Task details - Repeat the lines below exactly as they appear, but leave out the images.

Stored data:
☆ ☆ ☆
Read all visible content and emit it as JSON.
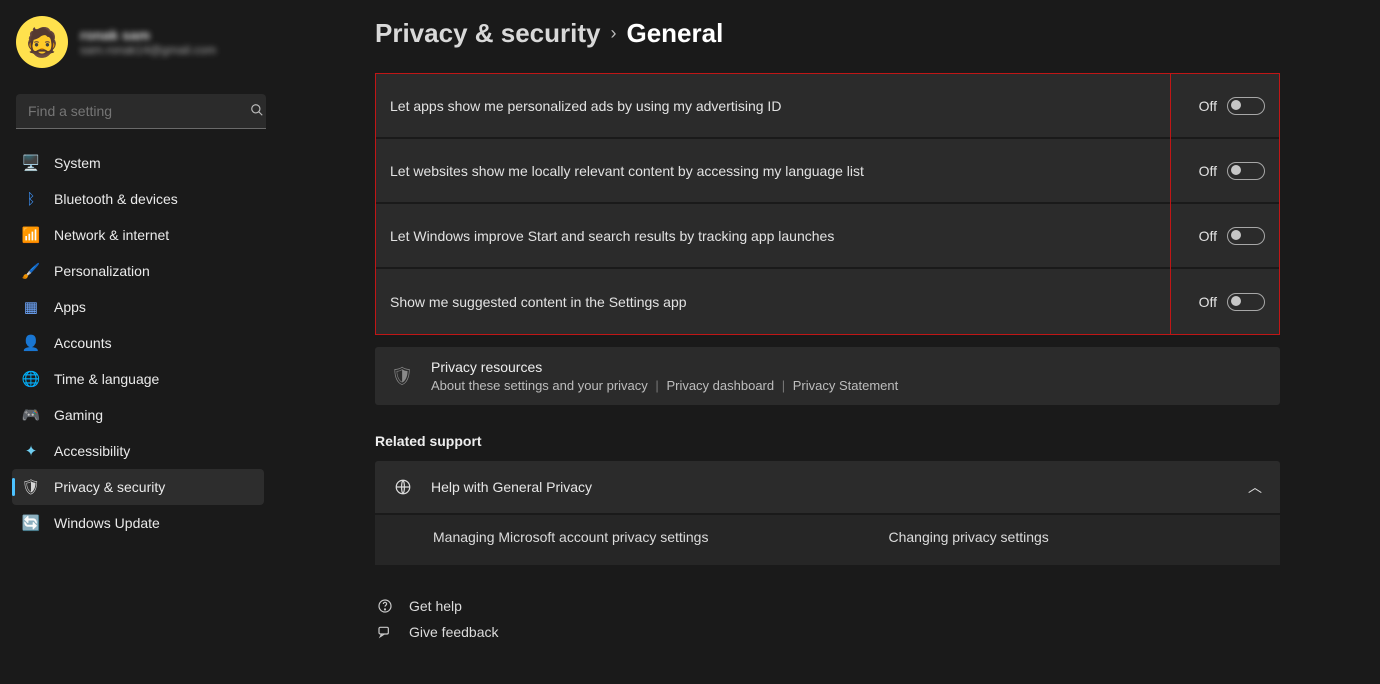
{
  "profile": {
    "name": "ronak sam",
    "email": "sam.ronak14@gmail.com"
  },
  "search": {
    "placeholder": "Find a setting"
  },
  "nav": [
    {
      "label": "System",
      "icon": "🖥️",
      "cls": "ico-system",
      "name": "sidebar-item-system"
    },
    {
      "label": "Bluetooth & devices",
      "icon": "ᛒ",
      "cls": "ico-bt",
      "name": "sidebar-item-bluetooth"
    },
    {
      "label": "Network & internet",
      "icon": "📶",
      "cls": "ico-net",
      "name": "sidebar-item-network"
    },
    {
      "label": "Personalization",
      "icon": "🖌️",
      "cls": "ico-pers",
      "name": "sidebar-item-personalization"
    },
    {
      "label": "Apps",
      "icon": "▦",
      "cls": "ico-apps",
      "name": "sidebar-item-apps"
    },
    {
      "label": "Accounts",
      "icon": "👤",
      "cls": "ico-acc",
      "name": "sidebar-item-accounts"
    },
    {
      "label": "Time & language",
      "icon": "🌐",
      "cls": "ico-time",
      "name": "sidebar-item-time-language"
    },
    {
      "label": "Gaming",
      "icon": "🎮",
      "cls": "ico-game",
      "name": "sidebar-item-gaming"
    },
    {
      "label": "Accessibility",
      "icon": "✦",
      "cls": "ico-a11y",
      "name": "sidebar-item-accessibility"
    },
    {
      "label": "Privacy & security",
      "icon": "🛡",
      "cls": "ico-priv",
      "name": "sidebar-item-privacy-security",
      "active": true
    },
    {
      "label": "Windows Update",
      "icon": "🔄",
      "cls": "ico-upd",
      "name": "sidebar-item-windows-update"
    }
  ],
  "breadcrumb": {
    "parent": "Privacy & security",
    "current": "General"
  },
  "toggles": [
    {
      "desc": "Let apps show me personalized ads by using my advertising ID",
      "state": "Off"
    },
    {
      "desc": "Let websites show me locally relevant content by accessing my language list",
      "state": "Off"
    },
    {
      "desc": "Let Windows improve Start and search results by tracking app launches",
      "state": "Off"
    },
    {
      "desc": "Show me suggested content in the Settings app",
      "state": "Off"
    }
  ],
  "resources": {
    "title": "Privacy resources",
    "link1": "About these settings and your privacy",
    "link2": "Privacy dashboard",
    "link3": "Privacy Statement"
  },
  "related": {
    "heading": "Related support",
    "help_title": "Help with General Privacy",
    "child1": "Managing Microsoft account privacy settings",
    "child2": "Changing privacy settings"
  },
  "footer": {
    "get_help": "Get help",
    "give_feedback": "Give feedback"
  }
}
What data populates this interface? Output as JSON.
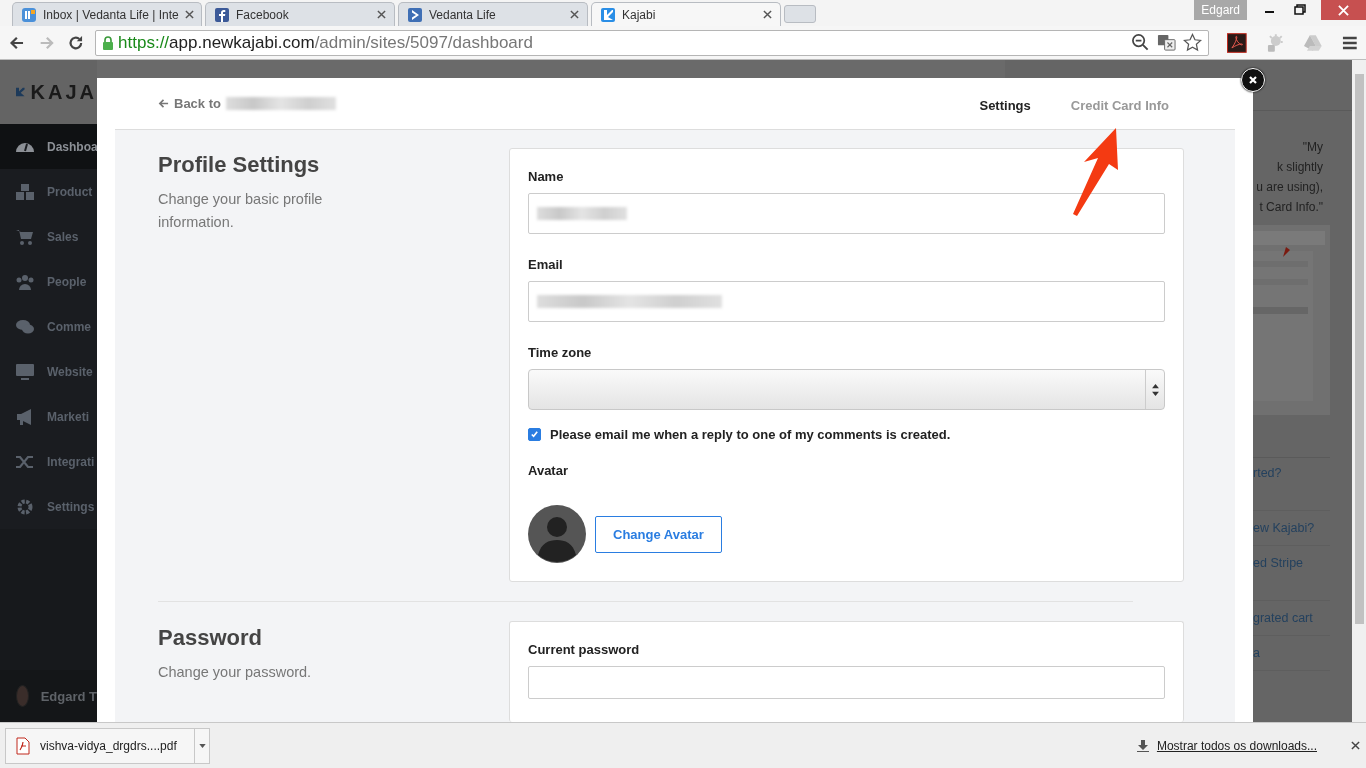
{
  "browser": {
    "tabs": [
      {
        "title": "Inbox | Vedanta Life | Inte",
        "selected": false
      },
      {
        "title": "Facebook",
        "selected": false
      },
      {
        "title": "Vedanta Life",
        "selected": false
      },
      {
        "title": "Kajabi",
        "selected": true
      }
    ],
    "profile": "Edgard",
    "url": {
      "scheme": "https://",
      "host": "app.newkajabi.com",
      "path": "/admin/sites/5097/dashboard"
    }
  },
  "sidebar": {
    "logo": "KAJA",
    "items": [
      {
        "label": "Dashboa",
        "selected": true
      },
      {
        "label": "Product",
        "selected": false
      },
      {
        "label": "Sales",
        "selected": false
      },
      {
        "label": "People",
        "selected": false
      },
      {
        "label": "Comme",
        "selected": false
      },
      {
        "label": "Website",
        "selected": false
      },
      {
        "label": "Marketi",
        "selected": false
      },
      {
        "label": "Integrati",
        "selected": false
      },
      {
        "label": "Settings",
        "selected": false
      }
    ],
    "user": "Edgard T"
  },
  "help_panel": {
    "quote_lines": [
      "\"My",
      "k slightly",
      "u are using),",
      "t Card Info.\""
    ],
    "links": [
      "rted?",
      "ew Kajabi?",
      "ed Stripe",
      "grated cart",
      "a"
    ]
  },
  "modal": {
    "back_link": {
      "label": "Back to",
      "redacted": true
    },
    "nav": [
      {
        "label": "Settings",
        "selected": true
      },
      {
        "label": "Credit Card Info",
        "selected": false
      }
    ],
    "profile": {
      "title": "Profile Settings",
      "description": "Change your basic profile information.",
      "fields": [
        {
          "label": "Name",
          "kind": "text",
          "redacted": true
        },
        {
          "label": "Email",
          "kind": "text",
          "redacted": true
        },
        {
          "label": "Time zone",
          "kind": "select",
          "redacted": false
        }
      ],
      "checkbox": {
        "label": "Please email me when a reply to one of my comments is created.",
        "checked": true
      },
      "avatar_label": "Avatar",
      "avatar_button": "Change Avatar"
    },
    "password": {
      "title": "Password",
      "description": "Change your password.",
      "fields": [
        {
          "label": "Current password",
          "kind": "text",
          "redacted": false
        }
      ]
    }
  },
  "downloads": {
    "file": "vishva-vidya_drgdrs....pdf",
    "show_all": "Mostrar todos os downloads..."
  }
}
☆ ☆ ☆
Answer to this exercise -
Read all visible content and emit it as JSON.
{
  "profile": {
    "name": "ronak sam",
    "email": "sam.ronak14@gmail.com"
  },
  "search": {
    "placeholder": "Find a setting"
  },
  "nav": [
    {
      "label": "System",
      "icon": "🖥️",
      "cls": "ico-system",
      "name": "sidebar-item-system"
    },
    {
      "label": "Bluetooth & devices",
      "icon": "ᛒ",
      "cls": "ico-bt",
      "name": "sidebar-item-bluetooth"
    },
    {
      "label": "Network & internet",
      "icon": "📶",
      "cls": "ico-net",
      "name": "sidebar-item-network"
    },
    {
      "label": "Personalization",
      "icon": "🖌️",
      "cls": "ico-pers",
      "name": "sidebar-item-personalization"
    },
    {
      "label": "Apps",
      "icon": "▦",
      "cls": "ico-apps",
      "name": "sidebar-item-apps"
    },
    {
      "label": "Accounts",
      "icon": "👤",
      "cls": "ico-acc",
      "name": "sidebar-item-accounts"
    },
    {
      "label": "Time & language",
      "icon": "🌐",
      "cls": "ico-time",
      "name": "sidebar-item-time-language"
    },
    {
      "label": "Gaming",
      "icon": "🎮",
      "cls": "ico-game",
      "name": "sidebar-item-gaming"
    },
    {
      "label": "Accessibility",
      "icon": "✦",
      "cls": "ico-a11y",
      "name": "sidebar-item-accessibility"
    },
    {
      "label": "Privacy & security",
      "icon": "🛡",
      "cls": "ico-priv",
      "name": "sidebar-item-privacy-security",
      "active": true
    },
    {
      "label": "Windows Update",
      "icon": "🔄",
      "cls": "ico-upd",
      "name": "sidebar-item-windows-update"
    }
  ],
  "breadcrumb": {
    "parent": "Privacy & security",
    "current": "General"
  },
  "toggles": [
    {
      "desc": "Let apps show me personalized ads by using my advertising ID",
      "state": "Off"
    },
    {
      "desc": "Let websites show me locally relevant content by accessing my language list",
      "state": "Off"
    },
    {
      "desc": "Let Windows improve Start and search results by tracking app launches",
      "state": "Off"
    },
    {
      "desc": "Show me suggested content in the Settings app",
      "state": "Off"
    }
  ],
  "resources": {
    "title": "Privacy resources",
    "link1": "About these settings and your privacy",
    "link2": "Privacy dashboard",
    "link3": "Privacy Statement"
  },
  "related": {
    "heading": "Related support",
    "help_title": "Help with General Privacy",
    "child1": "Managing Microsoft account privacy settings",
    "child2": "Changing privacy settings"
  },
  "footer": {
    "get_help": "Get help",
    "give_feedback": "Give feedback"
  }
}
What data populates this interface? Output as JSON.
{
  "browser": {
    "tabs": [
      {
        "title": "Inbox | Vedanta Life | Inte",
        "selected": false
      },
      {
        "title": "Facebook",
        "selected": false
      },
      {
        "title": "Vedanta Life",
        "selected": false
      },
      {
        "title": "Kajabi",
        "selected": true
      }
    ],
    "profile": "Edgard",
    "url": {
      "scheme": "https://",
      "host": "app.newkajabi.com",
      "path": "/admin/sites/5097/dashboard"
    }
  },
  "sidebar": {
    "logo": "KAJA",
    "items": [
      {
        "label": "Dashboa",
        "selected": true
      },
      {
        "label": "Product",
        "selected": false
      },
      {
        "label": "Sales",
        "selected": false
      },
      {
        "label": "People",
        "selected": false
      },
      {
        "label": "Comme",
        "selected": false
      },
      {
        "label": "Website",
        "selected": false
      },
      {
        "label": "Marketi",
        "selected": false
      },
      {
        "label": "Integrati",
        "selected": false
      },
      {
        "label": "Settings",
        "selected": false
      }
    ],
    "user": "Edgard T"
  },
  "help_panel": {
    "quote_lines": [
      "\"My",
      "k slightly",
      "u are using),",
      "t Card Info.\""
    ],
    "links": [
      "rted?",
      "ew Kajabi?",
      "ed Stripe",
      "grated cart",
      "a"
    ]
  },
  "modal": {
    "back_link": {
      "label": "Back to",
      "redacted": true
    },
    "nav": [
      {
        "label": "Settings",
        "selected": true
      },
      {
        "label": "Credit Card Info",
        "selected": false
      }
    ],
    "profile": {
      "title": "Profile Settings",
      "description": "Change your basic profile information.",
      "fields": [
        {
          "label": "Name",
          "kind": "text",
          "redacted": true
        },
        {
          "label": "Email",
          "kind": "text",
          "redacted": true
        },
        {
          "label": "Time zone",
          "kind": "select",
          "redacted": false
        }
      ],
      "checkbox": {
        "label": "Please email me when a reply to one of my comments is created.",
        "checked": true
      },
      "avatar_label": "Avatar",
      "avatar_button": "Change Avatar"
    },
    "password": {
      "title": "Password",
      "description": "Change your password.",
      "fields": [
        {
          "label": "Current password",
          "kind": "text",
          "redacted": false
        }
      ]
    }
  },
  "downloads": {
    "file": "vishva-vidya_drgdrs....pdf",
    "show_all": "Mostrar todos os downloads..."
  }
}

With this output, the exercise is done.